_The task_
Could you reproduce the material below line for line, leaving out the pictures?

_Data shown_
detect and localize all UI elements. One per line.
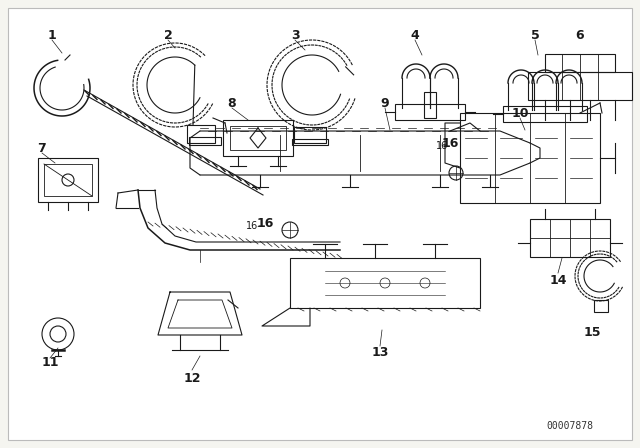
Text: 10: 10 (511, 107, 529, 120)
Bar (460, 113, 600, 203)
Bar (230, 126, 286, 150)
Text: 6: 6 (576, 29, 584, 42)
Bar (545, 54, 615, 72)
Text: 16: 16 (436, 141, 448, 151)
Bar (503, 106, 587, 122)
Text: 1: 1 (47, 29, 56, 42)
Bar (38, 158, 98, 202)
Text: 2: 2 (164, 29, 172, 42)
Text: 5: 5 (531, 29, 540, 42)
Text: 3: 3 (291, 29, 300, 42)
Bar (528, 72, 632, 100)
Bar (44, 164, 92, 196)
Text: 16: 16 (256, 216, 274, 229)
Bar (292, 139, 328, 145)
Bar (594, 300, 608, 312)
Text: 8: 8 (228, 96, 236, 109)
Text: 4: 4 (411, 29, 419, 42)
Text: 00007878: 00007878 (547, 421, 593, 431)
Text: 12: 12 (183, 371, 201, 384)
Text: 15: 15 (583, 327, 601, 340)
Bar (223, 120, 293, 156)
Bar (424, 92, 436, 118)
Bar (395, 104, 465, 120)
Bar (187, 125, 215, 143)
Text: 11: 11 (41, 357, 59, 370)
Bar (189, 137, 221, 145)
Bar (530, 219, 610, 257)
Text: 14: 14 (549, 273, 567, 287)
Bar (290, 258, 480, 308)
Text: 9: 9 (381, 96, 389, 109)
Text: 13: 13 (371, 346, 388, 359)
Text: 7: 7 (38, 142, 46, 155)
Bar (294, 127, 326, 143)
Text: 16-: 16- (246, 221, 262, 231)
Text: 16: 16 (442, 137, 459, 150)
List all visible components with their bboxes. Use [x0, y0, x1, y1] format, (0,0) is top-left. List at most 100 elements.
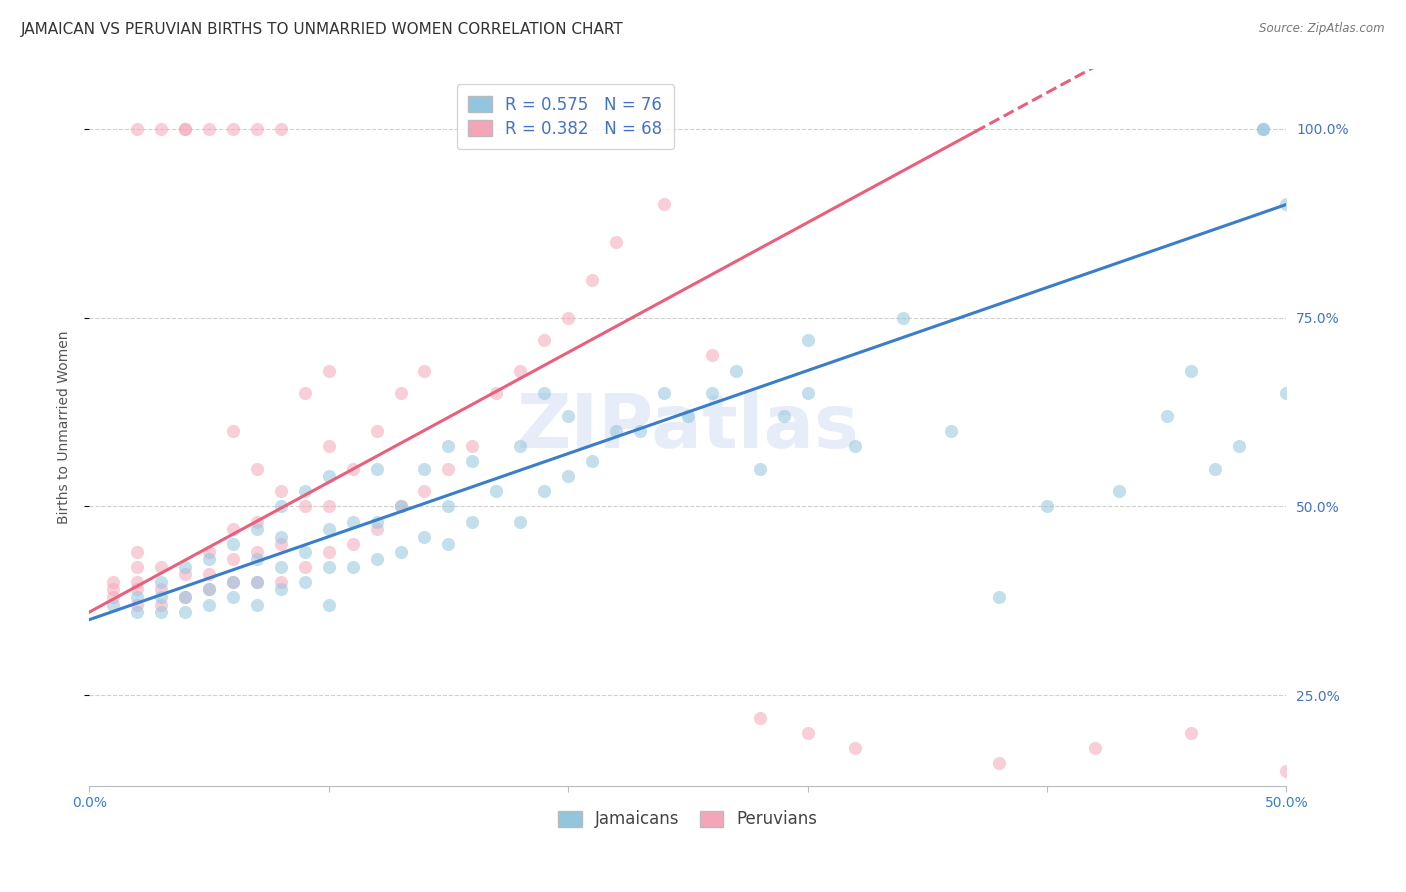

_Reply_
detect and localize all UI elements. One per line.
Text: 10: 10 (511, 107, 529, 120)
Bar (460, 113, 600, 203)
Bar (230, 126, 286, 150)
Text: 6: 6 (576, 29, 584, 42)
Bar (545, 54, 615, 72)
Text: 16: 16 (436, 141, 448, 151)
Bar (503, 106, 587, 122)
Text: 1: 1 (47, 29, 56, 42)
Bar (38, 158, 98, 202)
Text: 2: 2 (164, 29, 172, 42)
Text: 5: 5 (531, 29, 540, 42)
Text: 3: 3 (291, 29, 300, 42)
Bar (528, 72, 632, 100)
Bar (44, 164, 92, 196)
Text: 16: 16 (256, 216, 274, 229)
Bar (292, 139, 328, 145)
Bar (594, 300, 608, 312)
Text: 8: 8 (228, 96, 236, 109)
Text: 4: 4 (411, 29, 419, 42)
Text: 00007878: 00007878 (547, 421, 593, 431)
Text: 12: 12 (183, 371, 201, 384)
Text: 15: 15 (583, 327, 601, 340)
Bar (223, 120, 293, 156)
Bar (424, 92, 436, 118)
Bar (395, 104, 465, 120)
Bar (187, 125, 215, 143)
Text: 11: 11 (41, 357, 59, 370)
Bar (189, 137, 221, 145)
Bar (530, 219, 610, 257)
Text: 14: 14 (549, 273, 567, 287)
Bar (290, 258, 480, 308)
Text: 9: 9 (381, 96, 389, 109)
Text: 13: 13 (371, 346, 388, 359)
Text: 7: 7 (38, 142, 46, 155)
Bar (294, 127, 326, 143)
Text: 16-: 16- (246, 221, 262, 231)
Text: 16: 16 (442, 137, 459, 150)
List all visible components with their bboxes. Use [x0, y0, x1, y1] format, (0,0) is top-left. List at most 100 elements.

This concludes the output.